[start Material provided]

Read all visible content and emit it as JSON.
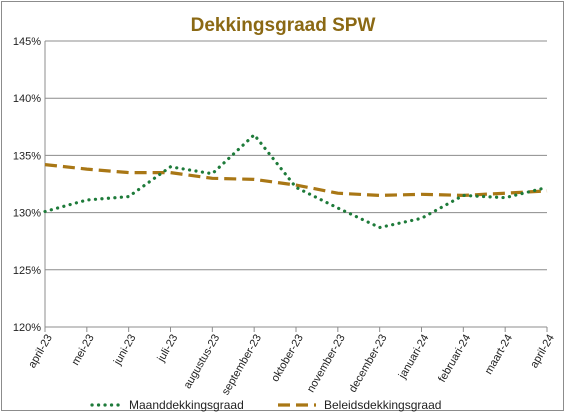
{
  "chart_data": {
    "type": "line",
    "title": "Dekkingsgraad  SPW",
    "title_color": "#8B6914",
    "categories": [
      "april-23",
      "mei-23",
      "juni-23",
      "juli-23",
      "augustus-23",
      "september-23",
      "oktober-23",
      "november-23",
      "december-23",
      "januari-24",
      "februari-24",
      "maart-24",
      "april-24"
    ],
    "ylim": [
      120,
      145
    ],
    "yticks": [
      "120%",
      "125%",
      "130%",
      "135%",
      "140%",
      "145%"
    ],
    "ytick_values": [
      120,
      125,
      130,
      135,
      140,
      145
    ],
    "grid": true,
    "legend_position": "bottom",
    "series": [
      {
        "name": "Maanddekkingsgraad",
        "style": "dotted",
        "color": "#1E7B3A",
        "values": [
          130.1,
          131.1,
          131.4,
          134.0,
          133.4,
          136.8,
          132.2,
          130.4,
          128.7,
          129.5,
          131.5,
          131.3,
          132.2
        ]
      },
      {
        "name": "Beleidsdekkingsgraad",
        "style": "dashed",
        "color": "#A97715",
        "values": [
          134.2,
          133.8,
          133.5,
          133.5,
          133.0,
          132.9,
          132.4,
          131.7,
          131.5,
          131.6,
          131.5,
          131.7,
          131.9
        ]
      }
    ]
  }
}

[end Material provided]
[start Material provided]

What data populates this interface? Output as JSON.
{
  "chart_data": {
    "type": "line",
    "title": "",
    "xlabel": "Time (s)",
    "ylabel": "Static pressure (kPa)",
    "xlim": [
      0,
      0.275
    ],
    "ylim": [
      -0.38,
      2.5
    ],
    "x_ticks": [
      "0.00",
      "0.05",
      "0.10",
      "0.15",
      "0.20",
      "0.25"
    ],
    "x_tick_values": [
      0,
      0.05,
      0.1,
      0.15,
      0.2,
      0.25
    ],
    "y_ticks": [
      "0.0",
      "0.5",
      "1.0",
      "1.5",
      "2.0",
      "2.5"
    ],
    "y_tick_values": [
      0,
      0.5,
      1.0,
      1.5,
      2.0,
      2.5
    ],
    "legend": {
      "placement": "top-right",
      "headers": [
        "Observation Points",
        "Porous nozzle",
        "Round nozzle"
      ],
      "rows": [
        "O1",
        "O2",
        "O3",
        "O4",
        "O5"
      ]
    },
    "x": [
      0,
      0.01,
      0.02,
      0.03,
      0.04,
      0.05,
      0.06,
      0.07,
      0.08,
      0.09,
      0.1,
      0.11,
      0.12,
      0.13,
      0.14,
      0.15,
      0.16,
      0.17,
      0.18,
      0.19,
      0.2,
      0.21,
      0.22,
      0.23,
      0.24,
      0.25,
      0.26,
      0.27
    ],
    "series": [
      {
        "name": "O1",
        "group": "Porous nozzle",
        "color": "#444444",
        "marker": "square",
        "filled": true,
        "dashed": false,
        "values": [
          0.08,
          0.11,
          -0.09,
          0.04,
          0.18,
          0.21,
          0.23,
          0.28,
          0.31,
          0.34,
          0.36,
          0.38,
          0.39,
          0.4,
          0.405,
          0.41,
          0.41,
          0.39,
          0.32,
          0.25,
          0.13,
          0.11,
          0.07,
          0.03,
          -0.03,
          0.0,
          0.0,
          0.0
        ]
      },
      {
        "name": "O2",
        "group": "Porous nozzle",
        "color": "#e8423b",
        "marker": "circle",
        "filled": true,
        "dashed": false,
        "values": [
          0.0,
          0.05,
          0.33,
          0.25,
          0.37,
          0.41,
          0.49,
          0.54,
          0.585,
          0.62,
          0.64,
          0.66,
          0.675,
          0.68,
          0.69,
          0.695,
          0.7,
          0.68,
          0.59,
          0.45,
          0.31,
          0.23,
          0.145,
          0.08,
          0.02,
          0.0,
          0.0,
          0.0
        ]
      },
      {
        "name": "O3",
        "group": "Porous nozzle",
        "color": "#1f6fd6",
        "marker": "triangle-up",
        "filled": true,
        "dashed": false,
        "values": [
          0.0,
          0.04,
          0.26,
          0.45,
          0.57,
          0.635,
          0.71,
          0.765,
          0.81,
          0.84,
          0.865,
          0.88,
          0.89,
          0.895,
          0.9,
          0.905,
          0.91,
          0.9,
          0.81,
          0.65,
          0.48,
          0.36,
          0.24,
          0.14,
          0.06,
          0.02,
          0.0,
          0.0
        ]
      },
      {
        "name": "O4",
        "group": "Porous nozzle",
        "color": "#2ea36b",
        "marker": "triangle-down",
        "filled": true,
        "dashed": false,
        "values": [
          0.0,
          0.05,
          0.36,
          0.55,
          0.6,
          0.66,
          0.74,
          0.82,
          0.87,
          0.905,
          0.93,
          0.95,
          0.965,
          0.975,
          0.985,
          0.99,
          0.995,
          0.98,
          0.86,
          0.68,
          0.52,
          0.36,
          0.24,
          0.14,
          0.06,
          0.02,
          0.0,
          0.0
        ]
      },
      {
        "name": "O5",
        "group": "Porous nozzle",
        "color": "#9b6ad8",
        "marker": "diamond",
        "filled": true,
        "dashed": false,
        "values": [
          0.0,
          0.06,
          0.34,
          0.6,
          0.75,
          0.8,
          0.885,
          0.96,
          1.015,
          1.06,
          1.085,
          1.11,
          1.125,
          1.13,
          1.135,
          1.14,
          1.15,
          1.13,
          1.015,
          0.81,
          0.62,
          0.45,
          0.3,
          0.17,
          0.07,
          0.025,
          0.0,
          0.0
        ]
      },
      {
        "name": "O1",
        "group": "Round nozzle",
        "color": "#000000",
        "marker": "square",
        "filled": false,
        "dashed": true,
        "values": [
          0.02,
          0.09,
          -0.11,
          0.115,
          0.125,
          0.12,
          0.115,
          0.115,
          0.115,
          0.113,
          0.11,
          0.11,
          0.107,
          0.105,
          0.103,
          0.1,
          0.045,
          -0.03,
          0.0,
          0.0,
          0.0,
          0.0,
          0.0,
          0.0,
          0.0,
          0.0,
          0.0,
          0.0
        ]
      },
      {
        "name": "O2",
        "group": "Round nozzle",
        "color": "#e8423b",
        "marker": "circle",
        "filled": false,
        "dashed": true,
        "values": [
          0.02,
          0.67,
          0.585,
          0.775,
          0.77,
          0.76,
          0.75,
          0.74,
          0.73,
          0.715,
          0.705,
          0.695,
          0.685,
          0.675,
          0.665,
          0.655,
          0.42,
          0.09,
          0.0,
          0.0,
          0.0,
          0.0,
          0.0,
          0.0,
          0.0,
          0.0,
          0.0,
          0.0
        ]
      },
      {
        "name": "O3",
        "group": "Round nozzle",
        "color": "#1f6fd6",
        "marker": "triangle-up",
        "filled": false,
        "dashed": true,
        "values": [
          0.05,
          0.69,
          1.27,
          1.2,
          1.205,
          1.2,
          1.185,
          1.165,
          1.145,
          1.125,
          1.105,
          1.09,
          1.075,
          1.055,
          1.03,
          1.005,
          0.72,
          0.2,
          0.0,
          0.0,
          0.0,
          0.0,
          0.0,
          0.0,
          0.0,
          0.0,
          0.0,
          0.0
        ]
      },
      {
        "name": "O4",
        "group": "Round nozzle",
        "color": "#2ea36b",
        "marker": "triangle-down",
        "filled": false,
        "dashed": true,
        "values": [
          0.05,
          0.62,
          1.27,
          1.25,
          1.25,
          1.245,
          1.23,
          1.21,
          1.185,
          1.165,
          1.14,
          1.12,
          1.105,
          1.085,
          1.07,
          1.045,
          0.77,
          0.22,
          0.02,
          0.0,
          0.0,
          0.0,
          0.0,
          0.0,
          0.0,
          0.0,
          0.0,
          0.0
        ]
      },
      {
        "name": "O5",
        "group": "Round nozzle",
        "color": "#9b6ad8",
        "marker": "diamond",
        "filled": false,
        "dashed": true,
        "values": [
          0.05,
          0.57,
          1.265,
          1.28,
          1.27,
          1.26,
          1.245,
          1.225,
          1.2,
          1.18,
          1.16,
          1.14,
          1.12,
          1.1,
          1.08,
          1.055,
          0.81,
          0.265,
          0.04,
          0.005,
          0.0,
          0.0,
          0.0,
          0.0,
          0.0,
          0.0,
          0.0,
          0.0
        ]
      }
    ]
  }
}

[end Material provided]

— What the task requires —
Of the lines in the entries, how many include the word "JSON"? State only the number.

— Result of the exercise —
2